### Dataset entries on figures
======
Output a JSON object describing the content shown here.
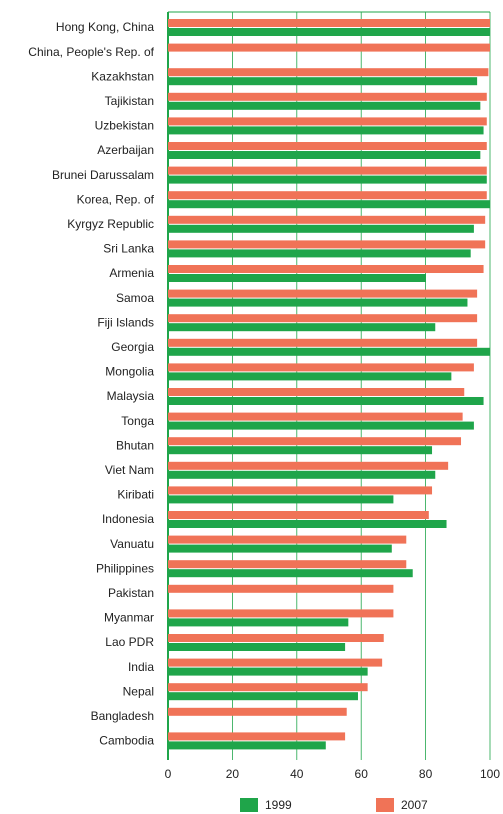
{
  "chart_data": {
    "type": "hbar",
    "categories": [
      "Hong Kong, China",
      "China, People's Rep. of",
      "Kazakhstan",
      "Tajikistan",
      "Uzbekistan",
      "Azerbaijan",
      "Brunei Darussalam",
      "Korea, Rep. of",
      "Kyrgyz Republic",
      "Sri Lanka",
      "Armenia",
      "Samoa",
      "Fiji Islands",
      "Georgia",
      "Mongolia",
      "Malaysia",
      "Tonga",
      "Bhutan",
      "Viet Nam",
      "Kiribati",
      "Indonesia",
      "Vanuatu",
      "Philippines",
      "Pakistan",
      "Myanmar",
      "Lao PDR",
      "India",
      "Nepal",
      "Bangladesh",
      "Cambodia"
    ],
    "series": [
      {
        "name": "2007",
        "color": "#f07357",
        "values": [
          100,
          100,
          99.5,
          99,
          99,
          99,
          99,
          99,
          98.5,
          98.5,
          98,
          96,
          96,
          96,
          95,
          92,
          91.5,
          91,
          87,
          82,
          81,
          74,
          74,
          70,
          70,
          67,
          66.5,
          62,
          55.5,
          55
        ]
      },
      {
        "name": "1999",
        "color": "#1fa54a",
        "values": [
          100,
          null,
          96,
          97,
          98,
          97,
          99,
          100,
          95,
          94,
          80,
          93,
          83,
          100,
          88,
          98,
          95,
          82,
          83,
          70,
          86.5,
          69.5,
          76,
          null,
          56,
          55,
          62,
          59,
          null,
          49
        ]
      }
    ],
    "xlim": [
      0,
      100
    ],
    "xticks": [
      0,
      20,
      40,
      60,
      80,
      100
    ],
    "grid": true
  }
}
======
### Direction
Filter the records down to the lines that contain the string "China", and copy those lines.

### Answer for this exercise
      "Hong Kong, China",
      "China, People's Rep. of",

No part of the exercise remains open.